=== RECORDS PROVIDED ===
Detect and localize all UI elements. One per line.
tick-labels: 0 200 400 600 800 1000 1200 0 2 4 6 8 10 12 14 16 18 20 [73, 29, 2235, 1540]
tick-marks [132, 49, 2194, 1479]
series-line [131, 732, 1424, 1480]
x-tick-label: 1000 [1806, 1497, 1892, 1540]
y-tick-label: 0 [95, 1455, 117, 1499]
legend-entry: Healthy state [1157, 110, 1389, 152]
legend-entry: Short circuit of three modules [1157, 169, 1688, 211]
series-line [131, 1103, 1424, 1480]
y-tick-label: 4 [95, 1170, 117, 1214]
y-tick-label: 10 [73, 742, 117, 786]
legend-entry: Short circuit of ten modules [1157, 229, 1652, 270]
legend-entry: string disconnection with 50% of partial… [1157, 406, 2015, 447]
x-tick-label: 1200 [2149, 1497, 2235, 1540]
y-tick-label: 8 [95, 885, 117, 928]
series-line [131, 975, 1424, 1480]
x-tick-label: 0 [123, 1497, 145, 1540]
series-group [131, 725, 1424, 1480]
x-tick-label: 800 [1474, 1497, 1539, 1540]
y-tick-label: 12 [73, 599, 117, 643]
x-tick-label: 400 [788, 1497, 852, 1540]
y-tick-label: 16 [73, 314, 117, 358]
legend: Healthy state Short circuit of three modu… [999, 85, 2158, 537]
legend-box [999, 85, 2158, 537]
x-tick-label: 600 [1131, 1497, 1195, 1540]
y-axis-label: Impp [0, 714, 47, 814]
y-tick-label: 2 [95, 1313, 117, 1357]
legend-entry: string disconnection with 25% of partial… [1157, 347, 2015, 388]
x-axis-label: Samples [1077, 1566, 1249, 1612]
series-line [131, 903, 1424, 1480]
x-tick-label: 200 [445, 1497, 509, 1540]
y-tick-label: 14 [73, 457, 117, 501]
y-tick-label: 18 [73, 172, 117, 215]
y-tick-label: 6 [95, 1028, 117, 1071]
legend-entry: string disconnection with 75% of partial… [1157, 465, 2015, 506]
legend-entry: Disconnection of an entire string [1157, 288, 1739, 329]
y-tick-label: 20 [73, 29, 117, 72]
===
=== RECORDS PROVIDED ===
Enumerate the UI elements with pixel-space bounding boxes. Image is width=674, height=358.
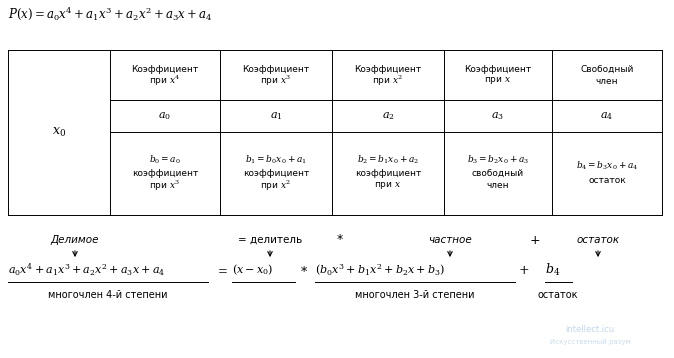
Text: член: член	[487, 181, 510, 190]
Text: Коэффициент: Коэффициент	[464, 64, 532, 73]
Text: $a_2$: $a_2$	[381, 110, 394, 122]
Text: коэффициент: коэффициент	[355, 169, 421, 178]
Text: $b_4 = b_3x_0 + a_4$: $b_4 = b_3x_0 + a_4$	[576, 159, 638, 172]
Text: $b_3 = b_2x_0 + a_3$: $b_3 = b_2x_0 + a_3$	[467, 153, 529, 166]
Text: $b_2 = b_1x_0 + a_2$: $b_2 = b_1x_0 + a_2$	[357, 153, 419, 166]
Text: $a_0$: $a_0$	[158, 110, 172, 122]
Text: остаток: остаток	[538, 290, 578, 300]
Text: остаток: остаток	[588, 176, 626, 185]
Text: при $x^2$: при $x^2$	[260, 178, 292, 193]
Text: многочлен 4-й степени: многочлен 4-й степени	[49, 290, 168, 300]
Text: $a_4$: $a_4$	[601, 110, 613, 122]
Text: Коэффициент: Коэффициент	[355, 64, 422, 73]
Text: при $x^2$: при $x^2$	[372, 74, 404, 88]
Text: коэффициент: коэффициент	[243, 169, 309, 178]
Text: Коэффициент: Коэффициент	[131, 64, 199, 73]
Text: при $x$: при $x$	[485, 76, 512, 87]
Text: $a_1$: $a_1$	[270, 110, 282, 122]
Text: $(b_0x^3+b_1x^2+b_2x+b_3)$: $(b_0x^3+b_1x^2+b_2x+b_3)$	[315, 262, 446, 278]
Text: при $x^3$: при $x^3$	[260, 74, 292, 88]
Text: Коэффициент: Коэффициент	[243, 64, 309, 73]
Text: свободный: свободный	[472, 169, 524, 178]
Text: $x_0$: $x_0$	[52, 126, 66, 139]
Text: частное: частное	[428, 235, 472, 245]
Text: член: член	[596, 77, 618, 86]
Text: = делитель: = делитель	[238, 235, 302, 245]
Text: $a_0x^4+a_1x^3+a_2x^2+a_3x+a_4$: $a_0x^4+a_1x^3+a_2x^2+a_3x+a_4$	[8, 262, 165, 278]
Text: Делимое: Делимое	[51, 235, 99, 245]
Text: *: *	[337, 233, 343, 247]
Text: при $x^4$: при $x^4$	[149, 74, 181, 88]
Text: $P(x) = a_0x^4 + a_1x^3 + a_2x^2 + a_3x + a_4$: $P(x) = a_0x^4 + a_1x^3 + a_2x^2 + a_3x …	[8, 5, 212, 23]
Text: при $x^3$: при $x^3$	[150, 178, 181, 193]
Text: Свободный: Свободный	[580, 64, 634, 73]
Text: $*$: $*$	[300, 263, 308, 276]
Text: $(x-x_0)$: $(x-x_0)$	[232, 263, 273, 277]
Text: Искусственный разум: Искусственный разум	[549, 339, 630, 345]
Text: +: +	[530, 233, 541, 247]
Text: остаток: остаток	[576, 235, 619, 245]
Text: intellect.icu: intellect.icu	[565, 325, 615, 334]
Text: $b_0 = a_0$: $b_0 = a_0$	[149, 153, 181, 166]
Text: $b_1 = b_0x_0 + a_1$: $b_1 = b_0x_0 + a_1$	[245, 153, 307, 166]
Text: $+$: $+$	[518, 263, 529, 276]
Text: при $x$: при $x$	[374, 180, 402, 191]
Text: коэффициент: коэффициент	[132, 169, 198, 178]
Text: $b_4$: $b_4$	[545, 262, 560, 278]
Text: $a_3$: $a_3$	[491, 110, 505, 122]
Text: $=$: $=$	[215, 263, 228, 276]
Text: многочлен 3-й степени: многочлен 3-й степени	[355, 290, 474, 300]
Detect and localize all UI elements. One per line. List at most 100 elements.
===
▶ _REQUEST_:
Copy verbatim the lines of the material above, starting at the line that contains "181, 510, 190]" and ending at the line that contains "74, 404, 88]", including both of those lines.

▶ _RESULT BELOW_:
Text: член: член	[487, 181, 510, 190]
Text: Коэффициент: Коэффициент	[464, 64, 532, 73]
Text: $a_2$: $a_2$	[381, 110, 394, 122]
Text: коэффициент: коэффициент	[355, 169, 421, 178]
Text: $b_4 = b_3x_0 + a_4$: $b_4 = b_3x_0 + a_4$	[576, 159, 638, 172]
Text: $b_3 = b_2x_0 + a_3$: $b_3 = b_2x_0 + a_3$	[467, 153, 529, 166]
Text: $b_2 = b_1x_0 + a_2$: $b_2 = b_1x_0 + a_2$	[357, 153, 419, 166]
Text: $a_0$: $a_0$	[158, 110, 172, 122]
Text: остаток: остаток	[538, 290, 578, 300]
Text: остаток: остаток	[588, 176, 626, 185]
Text: при $x^2$: при $x^2$	[260, 178, 292, 193]
Text: многочлен 4-й степени: многочлен 4-й степени	[49, 290, 168, 300]
Text: $a_4$: $a_4$	[601, 110, 613, 122]
Text: Коэффициент: Коэффициент	[355, 64, 422, 73]
Text: при $x^2$: при $x^2$	[372, 74, 404, 88]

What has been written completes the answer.